• [Input material]:
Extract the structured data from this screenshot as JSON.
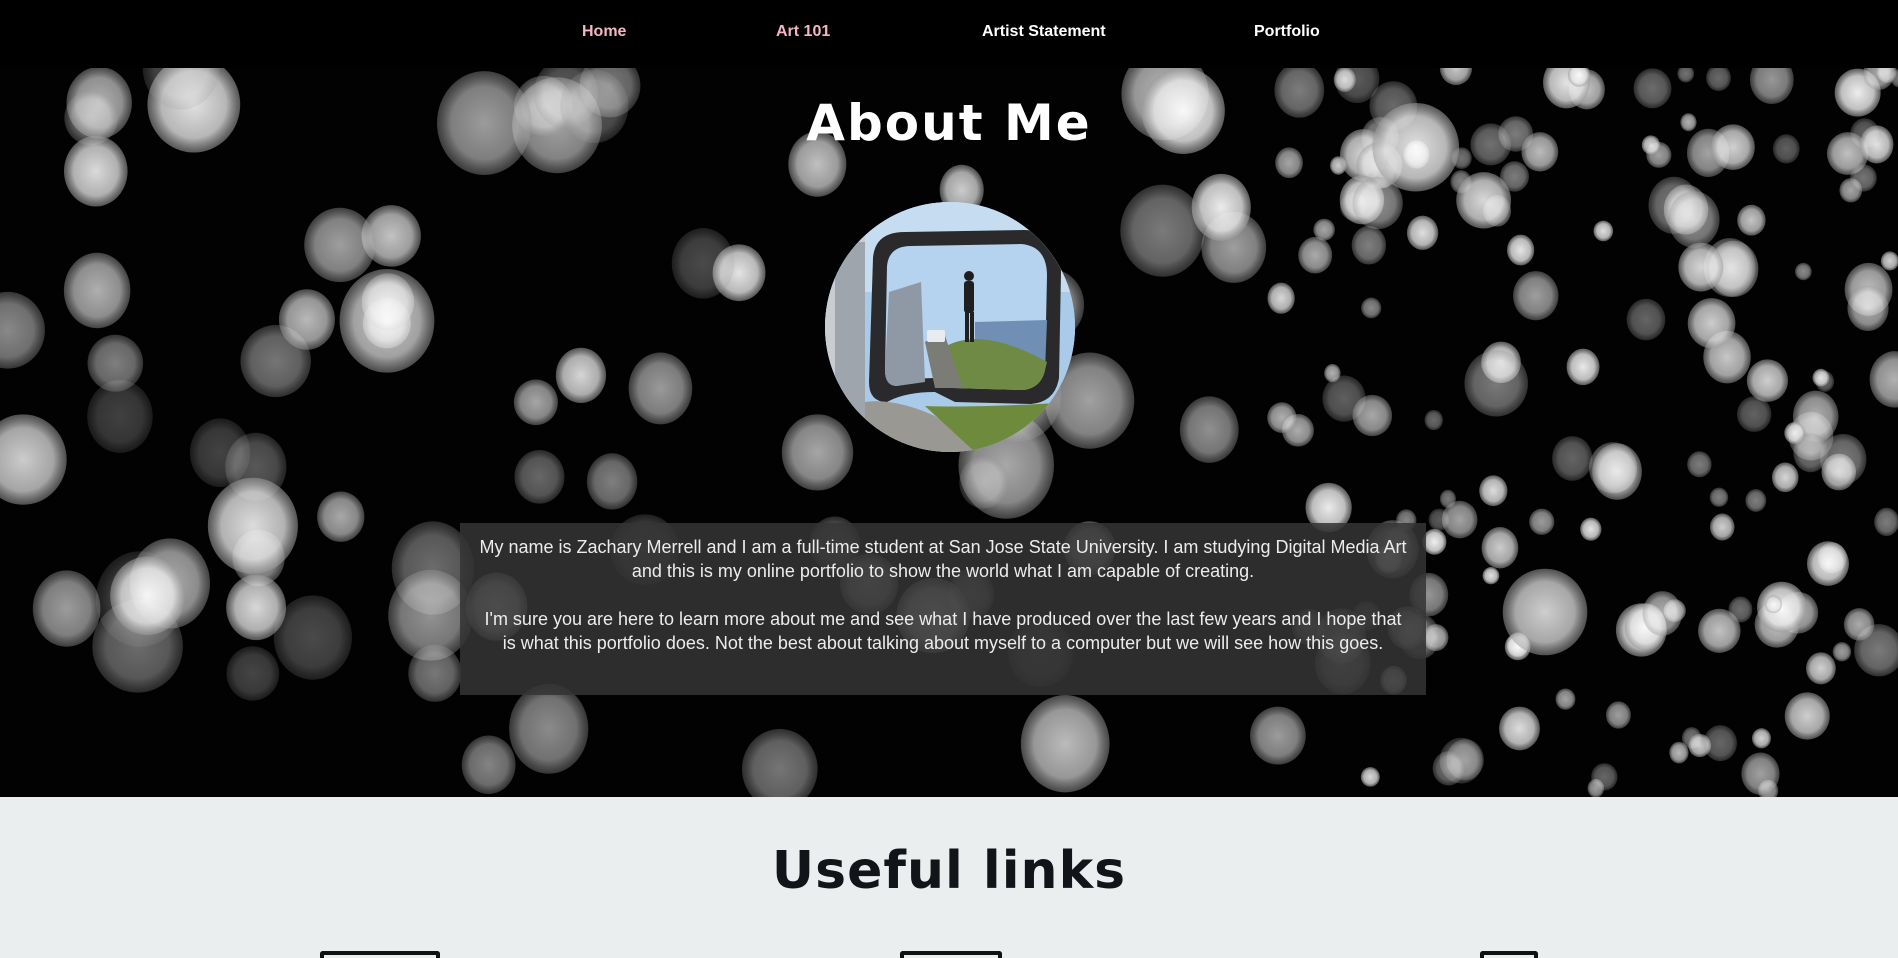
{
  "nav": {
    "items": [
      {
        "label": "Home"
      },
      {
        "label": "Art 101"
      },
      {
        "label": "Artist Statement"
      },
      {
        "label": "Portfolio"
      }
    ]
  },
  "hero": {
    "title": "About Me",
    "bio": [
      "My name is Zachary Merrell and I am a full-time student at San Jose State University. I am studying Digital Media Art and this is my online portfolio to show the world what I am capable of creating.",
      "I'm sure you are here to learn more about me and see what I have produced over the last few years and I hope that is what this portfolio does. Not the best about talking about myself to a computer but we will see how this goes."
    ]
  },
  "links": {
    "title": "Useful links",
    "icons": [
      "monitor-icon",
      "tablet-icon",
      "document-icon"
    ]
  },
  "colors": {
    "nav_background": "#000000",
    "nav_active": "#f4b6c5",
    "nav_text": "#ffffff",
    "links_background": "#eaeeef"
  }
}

• [To do]: Search the entries for "what" and copy out each line that has it.

• [Output of the task]:
      "My name is Zachary Merrell and I am a full-time student at San Jose State University. I am studying Digital Media Art and this is my online portfolio to show the world what I am capable of creating.",
      "I'm sure you are here to learn more about me and see what I have produced over the last few years and I hope that is what this portfolio does. Not the best about talking about myself to a computer but we will see how this goes."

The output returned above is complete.